● **TAREFAS DO EXERCÍCIO**
1. Extraia do texto-fonte, sem alterações, o trecho que começa nas palavras "O advogado Cláudio" e termina após as palavras "abordar assuntos pessoais.".
2. Segundo o texto-fonte, qual delegacia reuniu os depoimentos contra o advogado?

● **TEXTO-FONTE**
-.-.-

O advogado Cláudio Martins Lourenço é alvo de denúncias de abuso sexual contra detentas da Penitenciária Feminina do Distrito Federal, conhecida como Colmeia. Depoimentos reunidos pela 14ª Delegacia de Polícia, no Gama, apontam que ele usou o contato profissional com presas para cometer atos obscenos durante atendimentos ligados à defesa jurídica.
Segundo a coluna Na Mira no Metrópoles, o advogado buscava mulheres com condenações longas e oferecia serviços jurídicos gratuitos ou a preços baixos. Em alguns casos, também fez doações às famílias das presas ou custeou cursos para remição de pena. Após os primeiros contatos, as conversas deixavam de tratar dos processos e passariam a abordar assuntos pessoais.
Uma detenta relatou que, durante encontros no parlatório da penitenciária, o advogado exigiu que ela mostrasse os seios. Diante da recusa, expôs o órgão genital e se masturbou dentro da sala de atendimento. As vítimas afirmam que havia ameaças e que o medo de retaliação dificulta novas denúncias.
O advogado já foi policial militar e foi expulso da corporação por condutas consideradas incompatíveis com a função. Ele também acumula inquéritos, termos circunstanciados e condenações judiciais, incluindo uma por estupro. A defesa afirma que acusações e registros antigos não justificam a abordagem policial ocorrida recentemente em uma delegacia do DF.

-.-.-

● **Dados de reconhecimento da estrutura de documentos**

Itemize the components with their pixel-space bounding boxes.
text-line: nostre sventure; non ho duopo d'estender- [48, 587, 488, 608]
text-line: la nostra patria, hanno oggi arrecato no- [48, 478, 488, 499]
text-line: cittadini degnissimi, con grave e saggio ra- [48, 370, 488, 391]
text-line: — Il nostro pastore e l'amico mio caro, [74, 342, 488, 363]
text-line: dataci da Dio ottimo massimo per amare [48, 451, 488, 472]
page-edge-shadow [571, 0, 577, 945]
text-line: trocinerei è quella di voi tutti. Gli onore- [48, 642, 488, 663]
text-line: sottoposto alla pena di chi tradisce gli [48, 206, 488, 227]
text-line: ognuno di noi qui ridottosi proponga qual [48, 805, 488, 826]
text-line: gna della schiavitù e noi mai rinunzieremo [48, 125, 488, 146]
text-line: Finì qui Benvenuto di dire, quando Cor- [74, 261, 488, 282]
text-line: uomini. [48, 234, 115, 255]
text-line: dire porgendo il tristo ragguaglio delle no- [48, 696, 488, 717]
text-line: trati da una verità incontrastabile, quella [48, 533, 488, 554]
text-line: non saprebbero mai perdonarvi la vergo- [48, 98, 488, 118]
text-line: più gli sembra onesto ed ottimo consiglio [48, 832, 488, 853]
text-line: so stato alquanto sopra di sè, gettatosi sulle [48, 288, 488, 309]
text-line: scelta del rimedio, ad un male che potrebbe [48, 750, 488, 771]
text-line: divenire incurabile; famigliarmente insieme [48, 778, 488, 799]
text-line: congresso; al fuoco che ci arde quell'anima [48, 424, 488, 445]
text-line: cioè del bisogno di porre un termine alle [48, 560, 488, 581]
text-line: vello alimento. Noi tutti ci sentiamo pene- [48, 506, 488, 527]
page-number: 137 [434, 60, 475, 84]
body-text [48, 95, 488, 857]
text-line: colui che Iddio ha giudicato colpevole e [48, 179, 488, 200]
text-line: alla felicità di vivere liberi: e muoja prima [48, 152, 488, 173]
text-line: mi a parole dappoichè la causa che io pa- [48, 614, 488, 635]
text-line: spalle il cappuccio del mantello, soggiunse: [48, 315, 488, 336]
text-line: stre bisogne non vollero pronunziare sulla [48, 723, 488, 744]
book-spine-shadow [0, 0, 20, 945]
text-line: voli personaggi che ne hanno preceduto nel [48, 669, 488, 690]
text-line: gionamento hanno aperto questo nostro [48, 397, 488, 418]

-.-.-

● **RESPOSTAS POR TAREFA**
1.
O advogado Cláudio Martins Lourenço é alvo de denúncias de abuso sexual contra detentas da Penitenciária Feminina do Distrito Federal, conhecida como Colmeia. Depoimentos reunidos pela 14ª Delegacia de Polícia, no Gama, apontam que ele usou o contato profissional com presas para cometer atos obscenos durante atendimentos ligados à defesa jurídica.
Segundo a coluna Na Mira no Metrópoles, o advogado buscava mulheres com condenações longas e oferecia serviços jurídicos gratuitos ou a preços baixos. Em alguns casos, também fez doações às famílias das presas ou custeou cursos para remição de pena. Após os primeiros contatos, as conversas deixavam de tratar dos processos e passariam a abordar assuntos pessoais.

2. A 14ª Delegacia de Polícia, no Gama.